Collected data entries

• • • • •

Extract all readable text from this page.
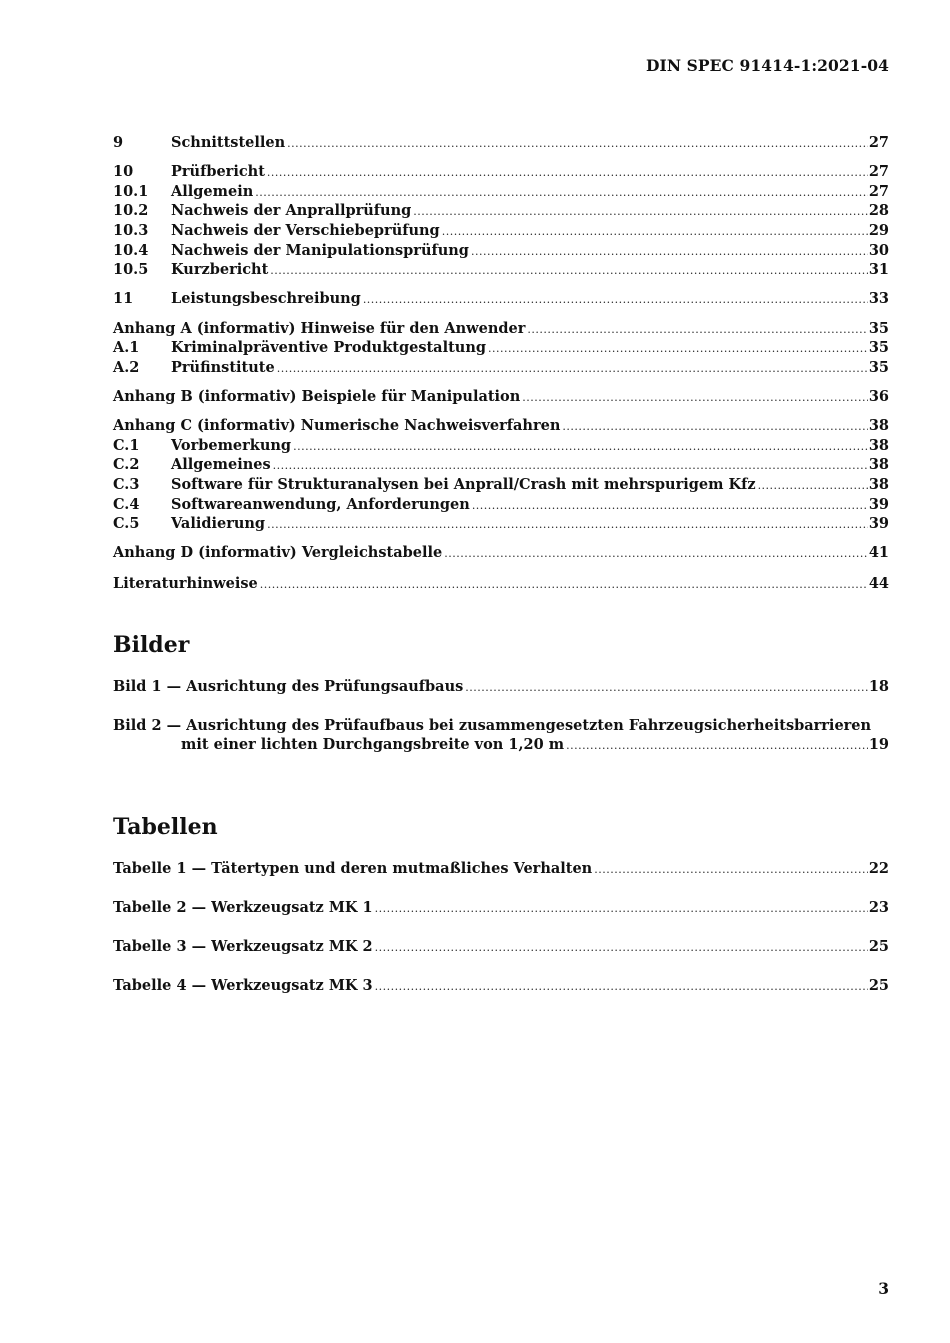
DIN SPEC 91414-1:2021-04
9	Schnittstellen .....	27
10	Prüfbericht .....	27
10.1	Allgemein .....	27
10.2	Nachweis der Anprallprüfung .....	28
10.3	Nachweis der Verschiebeprüfung .....	29
10.4	Nachweis der Manipulationsprüfung .....	30
10.5	Kurzbericht .....	31
11	Leistungsbeschreibung .....	33
Anhang A (informativ) Hinweise für den Anwender .....	35
A.1	Kriminalpräventive Produktgestaltung .....	35
A.2	Prüfinstitute .....	35
Anhang B (informativ) Beispiele für Manipulation .....	36
Anhang C (informativ) Numerische Nachweisverfahren .....	38
C.1	Vorbemerkung .....	38
C.2	Allgemeines .....	38
C.3	Software für Strukturanalysen bei Anprall/Crash mit mehrspurigem Kfz .....	38
C.4	Softwareanwendung, Anforderungen .....	39
C.5	Validierung .....	39
Anhang D (informativ) Vergleichstabelle .....	41
Literaturhinweise .....	44
Bilder
Bild 1 — Ausrichtung des Prüfungsaufbaus .....	18
Bild 2 — Ausrichtung des Prüfaufbaus bei zusammengesetzten Fahrzeugsicherheitsbarrieren
mit einer lichten Durchgangsbreite von 1,20 m .....	19
Tabellen
Tabelle 1 — Tätertypen und deren mutmaßliches Verhalten .....	22
Tabelle 2 — Werkzeugsatz MK 1 .....	23
Tabelle 3 — Werkzeugsatz MK 2 .....	25
Tabelle 4 — Werkzeugsatz MK 3 .....	25
3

• • • • •

An exact transcription of all the entries is required, without the pictures.

▶ Result
Extract all readable text from this page.
DIN SPEC 91414-1:2021-04
9	Schnittstellen .....	27
10	Prüfbericht .....	27
10.1	Allgemein .....	27
10.2	Nachweis der Anprallprüfung .....	28
10.3	Nachweis der Verschiebeprüfung .....	29
10.4	Nachweis der Manipulationsprüfung .....	30
10.5	Kurzbericht .....	31
11	Leistungsbeschreibung .....	33
Anhang A (informativ) Hinweise für den Anwender .....	35
A.1	Kriminalpräventive Produktgestaltung .....	35
A.2	Prüfinstitute .....	35
Anhang B (informativ) Beispiele für Manipulation .....	36
Anhang C (informativ) Numerische Nachweisverfahren .....	38
C.1	Vorbemerkung .....	38
C.2	Allgemeines .....	38
C.3	Software für Strukturanalysen bei Anprall/Crash mit mehrspurigem Kfz .....	38
C.4	Softwareanwendung, Anforderungen .....	39
C.5	Validierung .....	39
Anhang D (informativ) Vergleichstabelle .....	41
Literaturhinweise .....	44
Bilder
Bild 1 — Ausrichtung des Prüfungsaufbaus .....	18
Bild 2 — Ausrichtung des Prüfaufbaus bei zusammengesetzten Fahrzeugsicherheitsbarrieren
mit einer lichten Durchgangsbreite von 1,20 m .....	19
Tabellen
Tabelle 1 — Tätertypen und deren mutmaßliches Verhalten .....	22
Tabelle 2 — Werkzeugsatz MK 1 .....	23
Tabelle 3 — Werkzeugsatz MK 2 .....	25
Tabelle 4 — Werkzeugsatz MK 3 .....	25
3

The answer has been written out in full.